Going through the data below, tally every line where the string "reactions" occurs, then give only the tally.

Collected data

* * * * *

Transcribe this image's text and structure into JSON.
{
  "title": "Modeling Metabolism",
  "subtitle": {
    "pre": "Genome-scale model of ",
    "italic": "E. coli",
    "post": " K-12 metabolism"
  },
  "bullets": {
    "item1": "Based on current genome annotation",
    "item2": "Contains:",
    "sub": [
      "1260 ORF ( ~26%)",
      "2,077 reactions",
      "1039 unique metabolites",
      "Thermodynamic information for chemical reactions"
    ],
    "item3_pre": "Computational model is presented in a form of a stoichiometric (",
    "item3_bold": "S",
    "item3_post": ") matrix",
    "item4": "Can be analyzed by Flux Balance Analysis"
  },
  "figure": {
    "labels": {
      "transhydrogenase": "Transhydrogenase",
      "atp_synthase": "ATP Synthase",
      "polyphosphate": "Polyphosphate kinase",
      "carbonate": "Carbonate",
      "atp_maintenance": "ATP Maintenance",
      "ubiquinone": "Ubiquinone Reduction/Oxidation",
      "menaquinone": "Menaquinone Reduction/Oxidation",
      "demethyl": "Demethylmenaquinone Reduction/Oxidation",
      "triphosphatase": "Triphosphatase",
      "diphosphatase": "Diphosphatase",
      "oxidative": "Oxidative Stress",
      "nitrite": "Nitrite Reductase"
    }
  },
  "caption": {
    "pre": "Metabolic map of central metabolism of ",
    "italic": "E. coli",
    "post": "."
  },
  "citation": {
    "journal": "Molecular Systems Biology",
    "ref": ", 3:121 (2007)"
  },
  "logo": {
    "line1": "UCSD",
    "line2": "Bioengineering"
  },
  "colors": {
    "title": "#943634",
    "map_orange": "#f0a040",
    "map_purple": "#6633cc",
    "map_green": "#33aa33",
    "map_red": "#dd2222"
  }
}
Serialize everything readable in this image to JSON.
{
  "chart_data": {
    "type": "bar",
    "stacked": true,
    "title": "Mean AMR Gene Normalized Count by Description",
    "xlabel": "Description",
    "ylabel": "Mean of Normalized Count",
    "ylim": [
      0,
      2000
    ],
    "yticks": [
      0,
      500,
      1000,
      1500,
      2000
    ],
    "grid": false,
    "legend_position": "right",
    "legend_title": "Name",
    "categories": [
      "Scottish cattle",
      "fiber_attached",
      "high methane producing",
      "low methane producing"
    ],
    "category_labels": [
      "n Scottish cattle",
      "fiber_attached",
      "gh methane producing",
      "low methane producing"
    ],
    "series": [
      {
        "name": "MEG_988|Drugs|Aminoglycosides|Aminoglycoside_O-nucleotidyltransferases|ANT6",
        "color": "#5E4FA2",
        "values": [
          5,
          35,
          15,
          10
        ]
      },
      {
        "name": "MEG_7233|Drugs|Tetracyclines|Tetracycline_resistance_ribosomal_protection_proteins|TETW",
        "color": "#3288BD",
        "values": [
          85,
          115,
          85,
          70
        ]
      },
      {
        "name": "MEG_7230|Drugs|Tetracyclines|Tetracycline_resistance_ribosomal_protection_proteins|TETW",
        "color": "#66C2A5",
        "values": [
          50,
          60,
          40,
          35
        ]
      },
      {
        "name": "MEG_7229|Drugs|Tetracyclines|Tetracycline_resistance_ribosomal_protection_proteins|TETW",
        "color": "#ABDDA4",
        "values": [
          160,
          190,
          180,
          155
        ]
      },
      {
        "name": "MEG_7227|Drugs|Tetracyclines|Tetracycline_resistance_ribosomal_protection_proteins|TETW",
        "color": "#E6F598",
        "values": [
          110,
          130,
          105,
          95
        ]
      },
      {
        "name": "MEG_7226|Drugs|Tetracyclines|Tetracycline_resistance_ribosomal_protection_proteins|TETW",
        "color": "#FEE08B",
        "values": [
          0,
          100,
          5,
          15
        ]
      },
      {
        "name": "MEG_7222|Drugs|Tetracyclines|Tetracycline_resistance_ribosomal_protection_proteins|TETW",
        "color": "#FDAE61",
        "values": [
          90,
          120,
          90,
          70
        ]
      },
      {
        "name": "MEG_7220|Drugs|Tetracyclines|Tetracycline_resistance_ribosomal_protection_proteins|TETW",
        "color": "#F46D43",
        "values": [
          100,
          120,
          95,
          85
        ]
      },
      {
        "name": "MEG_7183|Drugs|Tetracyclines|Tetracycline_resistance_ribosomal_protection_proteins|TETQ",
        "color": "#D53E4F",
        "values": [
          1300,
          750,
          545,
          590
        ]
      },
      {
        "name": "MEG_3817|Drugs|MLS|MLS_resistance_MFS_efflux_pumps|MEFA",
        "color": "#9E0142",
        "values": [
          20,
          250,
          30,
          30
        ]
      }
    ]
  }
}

* * * * *

## EXERCISE RESPONSE
2